To do: From the entries below, gather every line containing the string "Γερμανοὶ".

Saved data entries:
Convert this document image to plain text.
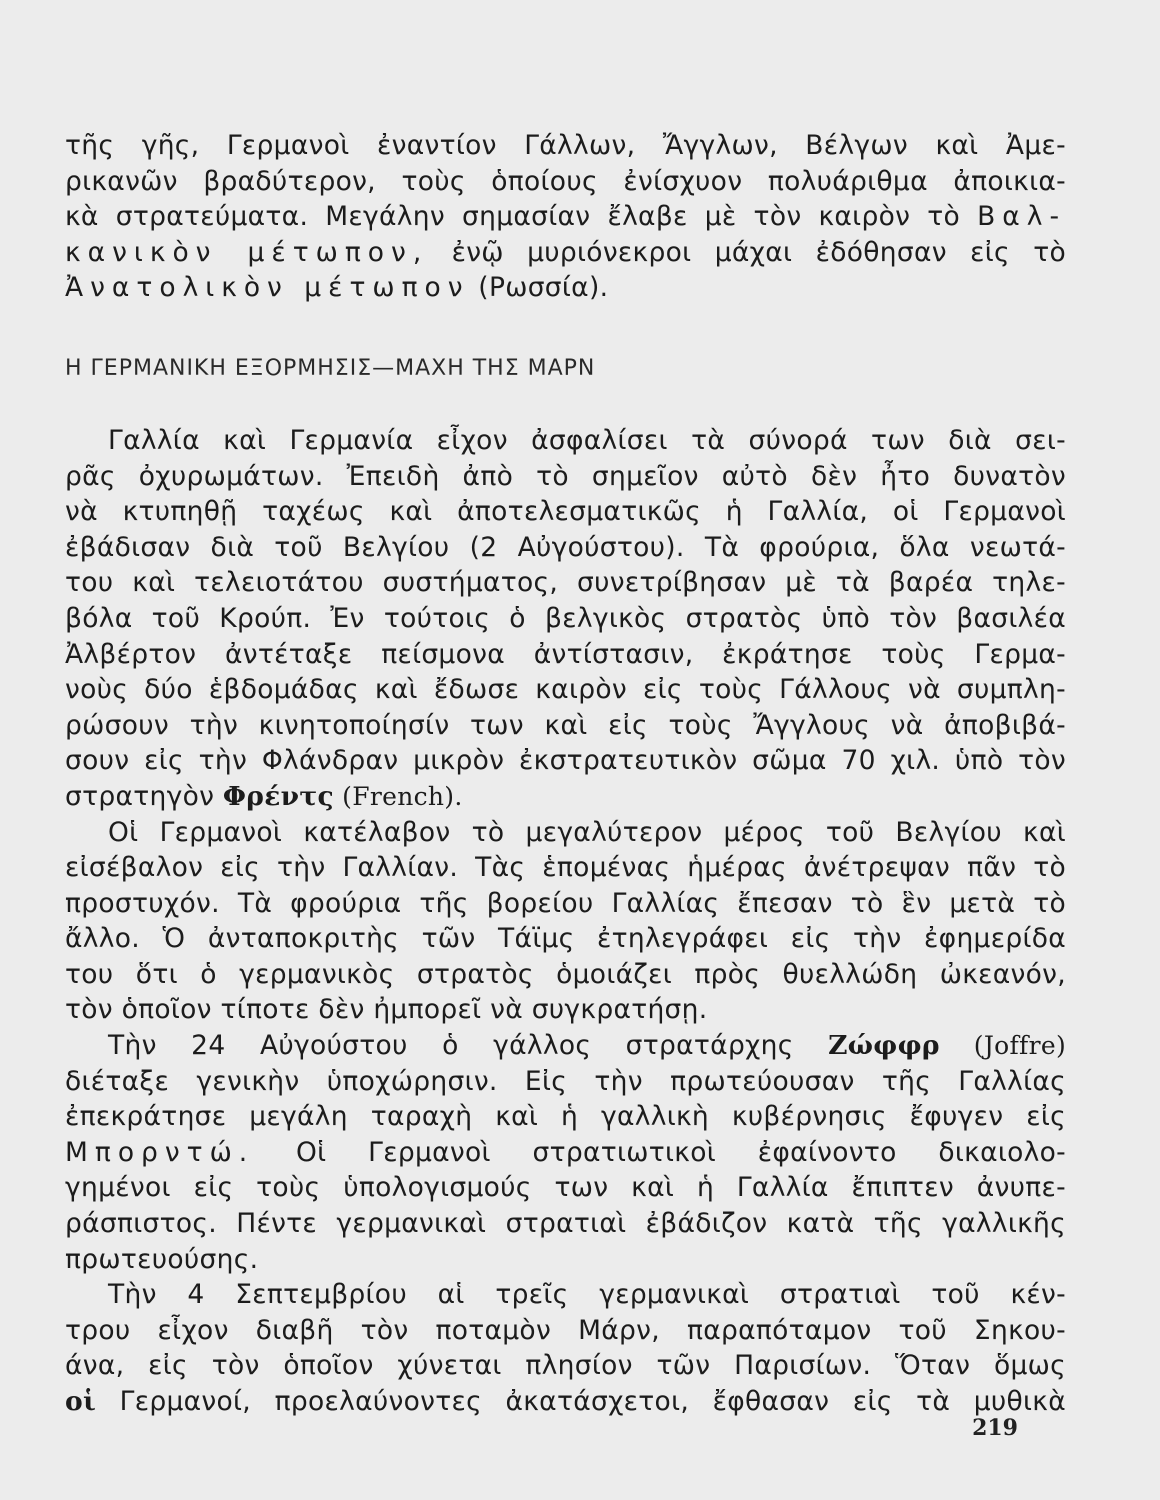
τῆς γῆς, Γερμανοὶ ἐναντίον Γάλλων, Ἄγγλων, Βέλγων καὶ Ἀμε-
ρικανῶν βραδύτερον, τοὺς ὁποίους ἐνίσχυον πολυάριθμα ἀποικια-
κὰ στρατεύματα. Μεγάλην σημασίαν ἔλαβε μὲ τὸν καιρὸν τὸ Βαλ-
κανικὸν μέτωπον, ἐνῷ μυριόνεκροι μάχαι ἐδόθησαν εἰς τὸ
Ἀνατολικὸν μέτωπον (Ρωσσία).

Η ΓΕΡΜΑΝΙΚΗ ΕΞΟΡΜΗΣΙΣ—ΜΑΧΗ ΤΗΣ ΜΑΡΝ

Γαλλία καὶ Γερμανία εἶχον ἀσφαλίσει τὰ σύνορά των διὰ σει-
ρᾶς ὀχυρωμάτων. Ἐπειδὴ ἀπὸ τὸ σημεῖον αὐτὸ δὲν ἦτο δυνατὸν
νὰ κτυπηθῇ ταχέως καὶ ἀποτελεσματικῶς ἡ Γαλλία, οἱ Γερμανοὶ
ἐβάδισαν διὰ τοῦ Βελγίου (2 Αὐγούστου). Τὰ φρούρια, ὅλα νεωτά-
του καὶ τελειοτάτου συστήματος, συνετρίβησαν μὲ τὰ βαρέα τηλε-
βόλα τοῦ Κρούπ. Ἐν τούτοις ὁ βελγικὸς στρατὸς ὑπὸ τὸν βασιλέα
Ἀλβέρτον ἀντέταξε πείσμονα ἀντίστασιν, ἐκράτησε τοὺς Γερμα-
νοὺς δύο ἑβδομάδας καὶ ἔδωσε καιρὸν εἰς τοὺς Γάλλους νὰ συμπλη-
ρώσουν τὴν κινητοποίησίν των καὶ εἰς τοὺς Ἄγγλους νὰ ἀποβιβά-
σουν εἰς τὴν Φλάνδραν μικρὸν ἐκστρατευτικὸν σῶμα 70 χιλ. ὑπὸ τὸν
στρατηγὸν Φρέντς (French).

Οἱ Γερμανοὶ κατέλαβον τὸ μεγαλύτερον μέρος τοῦ Βελγίου καὶ
εἰσέβαλον εἰς τὴν Γαλλίαν. Τὰς ἑπομένας ἡμέρας ἀνέτρεψαν πᾶν τὸ
προστυχόν. Τὰ φρούρια τῆς βορείου Γαλλίας ἔπεσαν τὸ ἓν μετὰ τὸ
ἄλλο. Ὁ ἀνταποκριτὴς τῶν Τάϊμς ἐτηλεγράφει εἰς τὴν ἐφημερίδα
του ὅτι ὁ γερμανικὸς στρατὸς ὁμοιάζει πρὸς θυελλώδη ὠκεανόν,
τὸν ὁποῖον τίποτε δὲν ἠμπορεῖ νὰ συγκρατήσῃ.

Τὴν 24 Αὐγούστου ὁ γάλλος στρατάρχης Ζώφφρ (Joffre)
διέταξε γενικὴν ὑποχώρησιν. Εἰς τὴν πρωτεύουσαν τῆς Γαλλίας
ἐπεκράτησε μεγάλη ταραχὴ καὶ ἡ γαλλικὴ κυβέρνησις ἔφυγεν εἰς
Μπορντώ. Οἱ Γερμανοὶ στρατιωτικοὶ ἐφαίνοντο δικαιολο-
γημένοι εἰς τοὺς ὑπολογισμούς των καὶ ἡ Γαλλία ἔπιπτεν ἀνυπε-
ράσπιστος. Πέντε γερμανικαὶ στρατιαὶ ἐβάδιζον κατὰ τῆς γαλλικῆς
πρωτευούσης.

Τὴν 4 Σεπτεμβρίου αἱ τρεῖς γερμανικαὶ στρατιαὶ τοῦ κέν-
τρου εἶχον διαβῆ τὸν ποταμὸν Μάρν, παραπόταμον τοῦ Σηκου-
άνα, εἰς τὸν ὁποῖον χύνεται πλησίον τῶν Παρισίων. Ὅταν ὅμως
οἱ Γερμανοί, προελαύνοντες ἀκατάσχετοι, ἔφθασαν εἰς τὰ μυθικὰ

219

Answer to the task:
τῆς γῆς, Γερμανοὶ ἐναντίον Γάλλων, Ἄγγλων, Βέλγων καὶ Ἀμε-
νὰ κτυπηθῇ ταχέως καὶ ἀποτελεσματικῶς ἡ Γαλλία, οἱ Γερμανοὶ
Οἱ Γερμανοὶ κατέλαβον τὸ μεγαλύτερον μέρος τοῦ Βελγίου καὶ
Μπορντώ. Οἱ Γερμανοὶ στρατιωτικοὶ ἐφαίνοντο δικαιολο-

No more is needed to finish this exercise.